▶ [Directive]: Images do not belong in the copy. Retype all the entries below exactly.

▶ [Data shown]:
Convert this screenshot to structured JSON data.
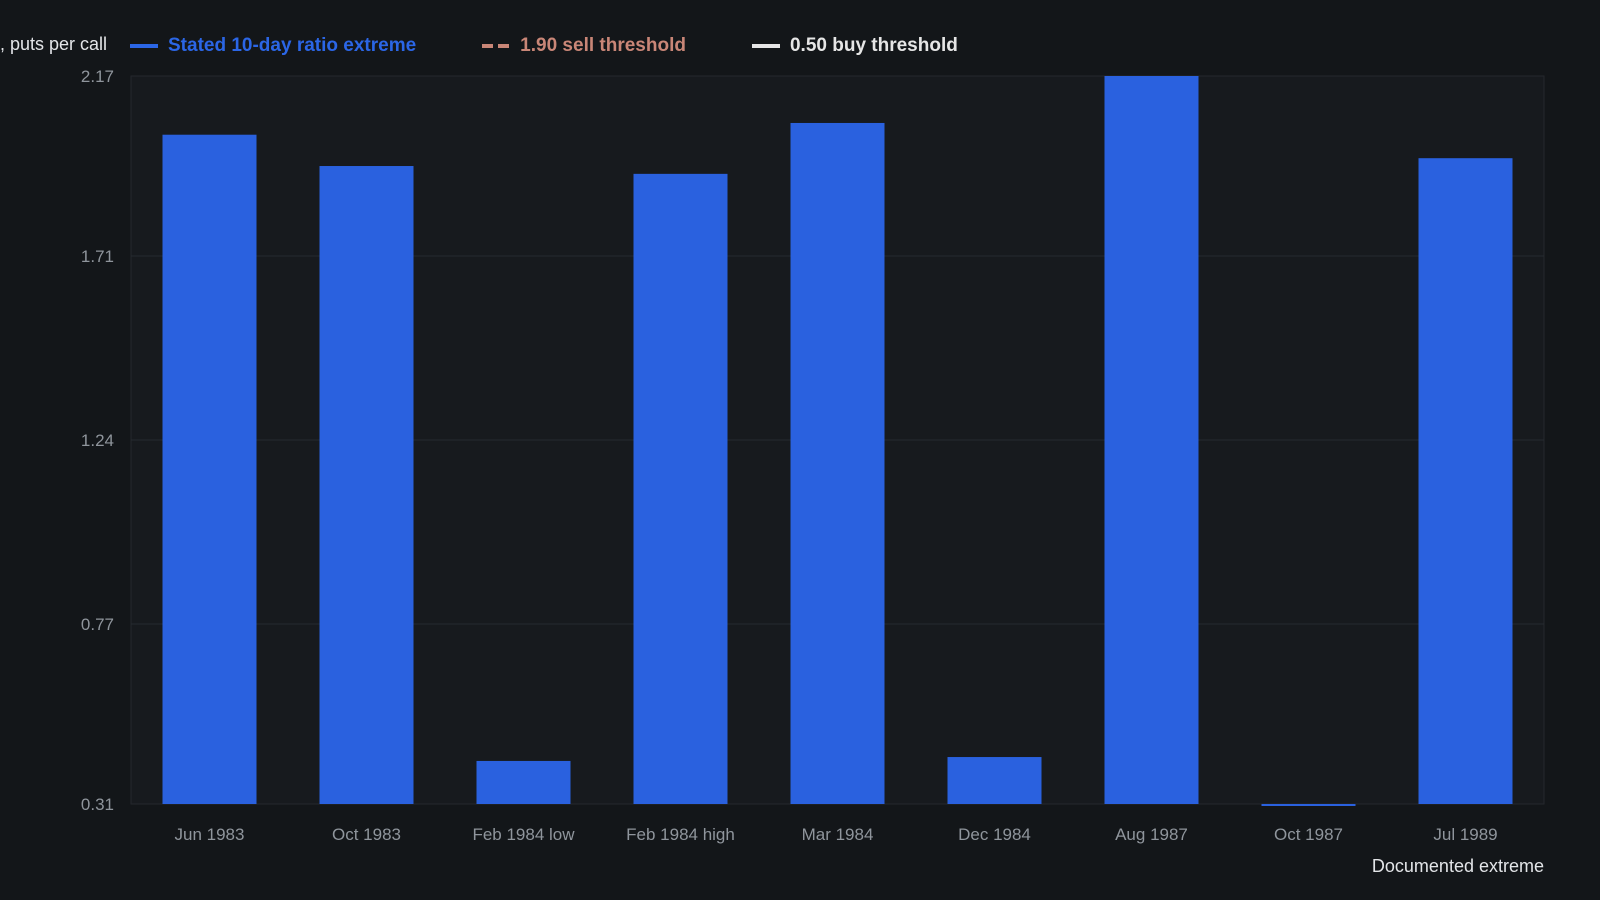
{
  "legend": {
    "items": [
      {
        "label": "Stated 10-day ratio extreme",
        "color": "#2b66e6",
        "style": "solid"
      },
      {
        "label": "1.90 sell threshold",
        "color": "#c98677",
        "style": "dashed"
      },
      {
        "label": "0.50 buy threshold",
        "color": "#e6e6e6",
        "style": "solid"
      }
    ]
  },
  "chart_data": {
    "type": "bar",
    "title": "",
    "ylabel": ", puts per call",
    "xlabel": "Documented extreme",
    "categories": [
      "Jun 1983",
      "Oct 1983",
      "Feb 1984 low",
      "Feb 1984 high",
      "Mar 1984",
      "Dec 1984",
      "Aug 1987",
      "Oct 1987",
      "Jul 1989"
    ],
    "series": [
      {
        "name": "Stated 10-day ratio extreme",
        "values": [
          2.02,
          1.94,
          0.42,
          1.92,
          2.05,
          0.43,
          2.17,
          0.31,
          1.96
        ]
      }
    ],
    "ylim": [
      0.31,
      2.17
    ],
    "yticks": [
      "0.31",
      "0.77",
      "1.24",
      "1.71",
      "2.17"
    ],
    "bar_color": "#2a61df",
    "grid": true,
    "legend_position": "top-left"
  }
}
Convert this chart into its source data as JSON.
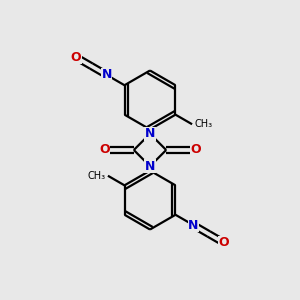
{
  "background_color": "#e8e8e8",
  "bond_color": "#000000",
  "N_color": "#0000cc",
  "O_color": "#cc0000",
  "line_width": 1.6,
  "figsize": [
    3.0,
    3.0
  ],
  "dpi": 100,
  "xlim": [
    0,
    10
  ],
  "ylim": [
    0,
    10
  ]
}
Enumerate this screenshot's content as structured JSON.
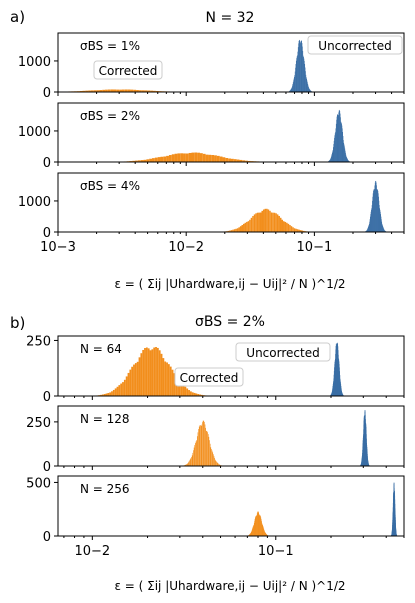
{
  "figure": {
    "panel_a": {
      "label": "a)",
      "title": "N = 32",
      "xlabel": "ε = ( Σij |Uhardware,ij − Uij|² / N )^1/2",
      "legend_uncorrected": "Uncorrected",
      "legend_corrected": "Corrected"
    },
    "panel_b": {
      "label": "b)",
      "title": "σBS = 2%",
      "xlabel": "ε = ( Σij |Uhardware,ij − Uij|² / N )^1/2",
      "legend_uncorrected": "Uncorrected",
      "legend_corrected": "Corrected"
    }
  },
  "colors": {
    "corrected": "#f28e1c",
    "uncorrected": "#3a6ea5",
    "corrected_text": "#f28e1c",
    "uncorrected_text": "#4a6e96"
  },
  "chart_data": [
    {
      "type": "bar",
      "title": "N = 32",
      "xscale": "log",
      "xlim": [
        0.001,
        0.5
      ],
      "xticks": [
        {
          "v": 0.001,
          "label": "10−3"
        },
        {
          "v": 0.01,
          "label": "10−2"
        },
        {
          "v": 0.1,
          "label": "10−1"
        }
      ],
      "ylabel": "",
      "subplots": [
        {
          "annotation": "σBS = 1%",
          "ylim": [
            0,
            1900
          ],
          "yticks": [
            0,
            1000
          ],
          "series": [
            {
              "name": "Corrected",
              "center": 0.003,
              "width": 0.22,
              "peak": 85
            },
            {
              "name": "Uncorrected",
              "center": 0.0775,
              "width": 0.03,
              "peak": 1750
            }
          ]
        },
        {
          "annotation": "σBS = 2%",
          "ylim": [
            0,
            1900
          ],
          "yticks": [
            0,
            1000
          ],
          "series": [
            {
              "name": "Corrected",
              "center": 0.011,
              "width": 0.22,
              "peak": 310
            },
            {
              "name": "Uncorrected",
              "center": 0.155,
              "width": 0.028,
              "peak": 1700
            }
          ]
        },
        {
          "annotation": "σBS = 4%",
          "ylim": [
            0,
            1900
          ],
          "yticks": [
            0,
            1000
          ],
          "series": [
            {
              "name": "Corrected",
              "center": 0.042,
              "width": 0.12,
              "peak": 750
            },
            {
              "name": "Uncorrected",
              "center": 0.3,
              "width": 0.027,
              "peak": 1650
            }
          ]
        }
      ]
    },
    {
      "type": "bar",
      "title": "σBS = 2%",
      "xscale": "log",
      "xlim": [
        0.0065,
        0.5
      ],
      "xticks": [
        {
          "v": 0.01,
          "label": "10−2"
        },
        {
          "v": 0.1,
          "label": "10−1"
        }
      ],
      "ylabel": "",
      "subplots": [
        {
          "annotation": "N = 64",
          "ylim": [
            0,
            270
          ],
          "yticks": [
            0,
            250
          ],
          "series": [
            {
              "name": "Corrected",
              "center": 0.021,
              "width": 0.1,
              "peak": 230
            },
            {
              "name": "Uncorrected",
              "center": 0.215,
              "width": 0.012,
              "peak": 250
            }
          ]
        },
        {
          "annotation": "N = 128",
          "ylim": [
            0,
            340
          ],
          "yticks": [
            0,
            250
          ],
          "series": [
            {
              "name": "Corrected",
              "center": 0.04,
              "width": 0.035,
              "peak": 260
            },
            {
              "name": "Uncorrected",
              "center": 0.305,
              "width": 0.008,
              "peak": 320
            }
          ]
        },
        {
          "annotation": "N = 256",
          "ylim": [
            0,
            560
          ],
          "yticks": [
            0,
            500
          ],
          "series": [
            {
              "name": "Corrected",
              "center": 0.08,
              "width": 0.02,
              "peak": 230
            },
            {
              "name": "Uncorrected",
              "center": 0.44,
              "width": 0.005,
              "peak": 500
            }
          ]
        }
      ]
    }
  ]
}
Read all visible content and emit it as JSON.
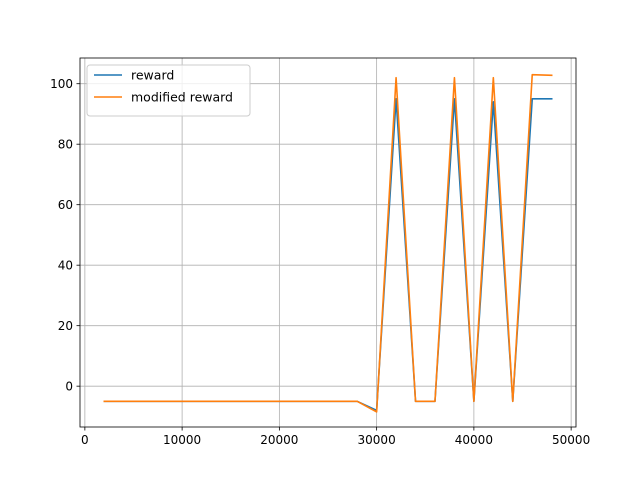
{
  "chart_data": {
    "type": "line",
    "title": "",
    "xlabel": "",
    "ylabel": "",
    "xlim": [
      -500,
      50500
    ],
    "ylim": [
      -13.5,
      108.5
    ],
    "grid": true,
    "legend": {
      "placement": "top-left",
      "entries": [
        "reward",
        "modified reward"
      ]
    },
    "x_ticks": [
      0,
      10000,
      20000,
      30000,
      40000,
      50000
    ],
    "x_tick_labels": [
      "0",
      "10000",
      "20000",
      "30000",
      "40000",
      "50000"
    ],
    "y_ticks": [
      0,
      20,
      40,
      60,
      80,
      100
    ],
    "y_tick_labels": [
      "0",
      "20",
      "40",
      "60",
      "80",
      "100"
    ],
    "x": [
      2000,
      4000,
      6000,
      8000,
      10000,
      12000,
      14000,
      16000,
      18000,
      20000,
      22000,
      24000,
      26000,
      28000,
      30000,
      32000,
      34000,
      36000,
      38000,
      40000,
      42000,
      44000,
      46000,
      48000
    ],
    "series": [
      {
        "name": "reward",
        "color": "#1f77b4",
        "values": [
          -5,
          -5,
          -5,
          -5,
          -5,
          -5,
          -5,
          -5,
          -5,
          -5,
          -5,
          -5,
          -5,
          -5,
          -8,
          95,
          -5,
          -5,
          95,
          -5,
          94,
          -5,
          95,
          95
        ]
      },
      {
        "name": "modified reward",
        "color": "#ff7f0e",
        "values": [
          -5,
          -5,
          -5,
          -5,
          -5,
          -5,
          -5,
          -5,
          -5,
          -5,
          -5,
          -5,
          -5,
          -5,
          -8.5,
          102,
          -5,
          -5,
          102,
          -5,
          102,
          -5,
          103,
          102.8
        ]
      }
    ]
  }
}
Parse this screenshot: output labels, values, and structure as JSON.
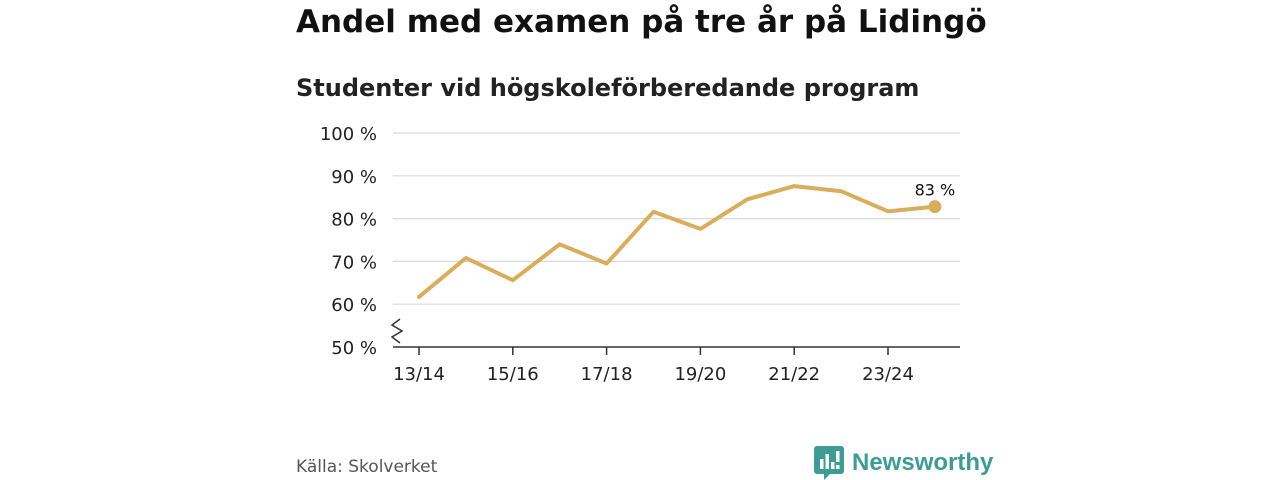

▶ [Written solution]:
Convert this screenshot to structured JSON data.
{
  "legend": {
    "items": [
      {
        "label": "Stated 10-day ratio extreme",
        "color": "#2b66e6",
        "style": "solid"
      },
      {
        "label": "1.90 sell threshold",
        "color": "#c98677",
        "style": "dashed"
      },
      {
        "label": "0.50 buy threshold",
        "color": "#e6e6e6",
        "style": "solid"
      }
    ]
  },
  "chart_data": {
    "type": "bar",
    "title": "",
    "ylabel": ", puts per call",
    "xlabel": "Documented extreme",
    "categories": [
      "Jun 1983",
      "Oct 1983",
      "Feb 1984 low",
      "Feb 1984 high",
      "Mar 1984",
      "Dec 1984",
      "Aug 1987",
      "Oct 1987",
      "Jul 1989"
    ],
    "series": [
      {
        "name": "Stated 10-day ratio extreme",
        "values": [
          2.02,
          1.94,
          0.42,
          1.92,
          2.05,
          0.43,
          2.17,
          0.31,
          1.96
        ]
      }
    ],
    "ylim": [
      0.31,
      2.17
    ],
    "yticks": [
      "0.31",
      "0.77",
      "1.24",
      "1.71",
      "2.17"
    ],
    "bar_color": "#2a61df",
    "grid": true,
    "legend_position": "top-left"
  }
}
Convert this chart into its source data as JSON.
{
  "background_color": "#e8e8e8",
  "bond_color": "#000000",
  "N_color": "#0000cc",
  "O_color": "#cc0000",
  "line_width": 1.6,
  "figsize": [
    3.0,
    3.0
  ],
  "dpi": 100,
  "xlim": [
    0,
    10
  ],
  "ylim": [
    0,
    10
  ]
}
Enumerate this screenshot's content as structured JSON.
{
  "figure": {
    "panel_a": {
      "label": "a)",
      "title": "N = 32",
      "xlabel": "ε = ( Σij |Uhardware,ij − Uij|² / N )^1/2",
      "legend_uncorrected": "Uncorrected",
      "legend_corrected": "Corrected"
    },
    "panel_b": {
      "label": "b)",
      "title": "σBS = 2%",
      "xlabel": "ε = ( Σij |Uhardware,ij − Uij|² / N )^1/2",
      "legend_uncorrected": "Uncorrected",
      "legend_corrected": "Corrected"
    }
  },
  "colors": {
    "corrected": "#f28e1c",
    "uncorrected": "#3a6ea5",
    "corrected_text": "#f28e1c",
    "uncorrected_text": "#4a6e96"
  },
  "chart_data": [
    {
      "type": "bar",
      "title": "N = 32",
      "xscale": "log",
      "xlim": [
        0.001,
        0.5
      ],
      "xticks": [
        {
          "v": 0.001,
          "label": "10−3"
        },
        {
          "v": 0.01,
          "label": "10−2"
        },
        {
          "v": 0.1,
          "label": "10−1"
        }
      ],
      "ylabel": "",
      "subplots": [
        {
          "annotation": "σBS = 1%",
          "ylim": [
            0,
            1900
          ],
          "yticks": [
            0,
            1000
          ],
          "series": [
            {
              "name": "Corrected",
              "center": 0.003,
              "width": 0.22,
              "peak": 85
            },
            {
              "name": "Uncorrected",
              "center": 0.0775,
              "width": 0.03,
              "peak": 1750
            }
          ]
        },
        {
          "annotation": "σBS = 2%",
          "ylim": [
            0,
            1900
          ],
          "yticks": [
            0,
            1000
          ],
          "series": [
            {
              "name": "Corrected",
              "center": 0.011,
              "width": 0.22,
              "peak": 310
            },
            {
              "name": "Uncorrected",
              "center": 0.155,
              "width": 0.028,
              "peak": 1700
            }
          ]
        },
        {
          "annotation": "σBS = 4%",
          "ylim": [
            0,
            1900
          ],
          "yticks": [
            0,
            1000
          ],
          "series": [
            {
              "name": "Corrected",
              "center": 0.042,
              "width": 0.12,
              "peak": 750
            },
            {
              "name": "Uncorrected",
              "center": 0.3,
              "width": 0.027,
              "peak": 1650
            }
          ]
        }
      ]
    },
    {
      "type": "bar",
      "title": "σBS = 2%",
      "xscale": "log",
      "xlim": [
        0.0065,
        0.5
      ],
      "xticks": [
        {
          "v": 0.01,
          "label": "10−2"
        },
        {
          "v": 0.1,
          "label": "10−1"
        }
      ],
      "ylabel": "",
      "subplots": [
        {
          "annotation": "N = 64",
          "ylim": [
            0,
            270
          ],
          "yticks": [
            0,
            250
          ],
          "series": [
            {
              "name": "Corrected",
              "center": 0.021,
              "width": 0.1,
              "peak": 230
            },
            {
              "name": "Uncorrected",
              "center": 0.215,
              "width": 0.012,
              "peak": 250
            }
          ]
        },
        {
          "annotation": "N = 128",
          "ylim": [
            0,
            340
          ],
          "yticks": [
            0,
            250
          ],
          "series": [
            {
              "name": "Corrected",
              "center": 0.04,
              "width": 0.035,
              "peak": 260
            },
            {
              "name": "Uncorrected",
              "center": 0.305,
              "width": 0.008,
              "peak": 320
            }
          ]
        },
        {
          "annotation": "N = 256",
          "ylim": [
            0,
            560
          ],
          "yticks": [
            0,
            500
          ],
          "series": [
            {
              "name": "Corrected",
              "center": 0.08,
              "width": 0.02,
              "peak": 230
            },
            {
              "name": "Uncorrected",
              "center": 0.44,
              "width": 0.005,
              "peak": 500
            }
          ]
        }
      ]
    }
  ]
}
Read all visible content and emit it as JSON.
{
  "chart_data": {
    "type": "line",
    "title": "",
    "xlabel": "",
    "ylabel": "",
    "xlim": [
      -500,
      50500
    ],
    "ylim": [
      -13.5,
      108.5
    ],
    "grid": true,
    "legend": {
      "placement": "top-left",
      "entries": [
        "reward",
        "modified reward"
      ]
    },
    "x_ticks": [
      0,
      10000,
      20000,
      30000,
      40000,
      50000
    ],
    "x_tick_labels": [
      "0",
      "10000",
      "20000",
      "30000",
      "40000",
      "50000"
    ],
    "y_ticks": [
      0,
      20,
      40,
      60,
      80,
      100
    ],
    "y_tick_labels": [
      "0",
      "20",
      "40",
      "60",
      "80",
      "100"
    ],
    "x": [
      2000,
      4000,
      6000,
      8000,
      10000,
      12000,
      14000,
      16000,
      18000,
      20000,
      22000,
      24000,
      26000,
      28000,
      30000,
      32000,
      34000,
      36000,
      38000,
      40000,
      42000,
      44000,
      46000,
      48000
    ],
    "series": [
      {
        "name": "reward",
        "color": "#1f77b4",
        "values": [
          -5,
          -5,
          -5,
          -5,
          -5,
          -5,
          -5,
          -5,
          -5,
          -5,
          -5,
          -5,
          -5,
          -5,
          -8,
          95,
          -5,
          -5,
          95,
          -5,
          94,
          -5,
          95,
          95
        ]
      },
      {
        "name": "modified reward",
        "color": "#ff7f0e",
        "values": [
          -5,
          -5,
          -5,
          -5,
          -5,
          -5,
          -5,
          -5,
          -5,
          -5,
          -5,
          -5,
          -5,
          -5,
          -8.5,
          102,
          -5,
          -5,
          102,
          -5,
          102,
          -5,
          103,
          102.8
        ]
      }
    ]
  }
}
Parse this screenshot: output labels, values, and structure as JSON.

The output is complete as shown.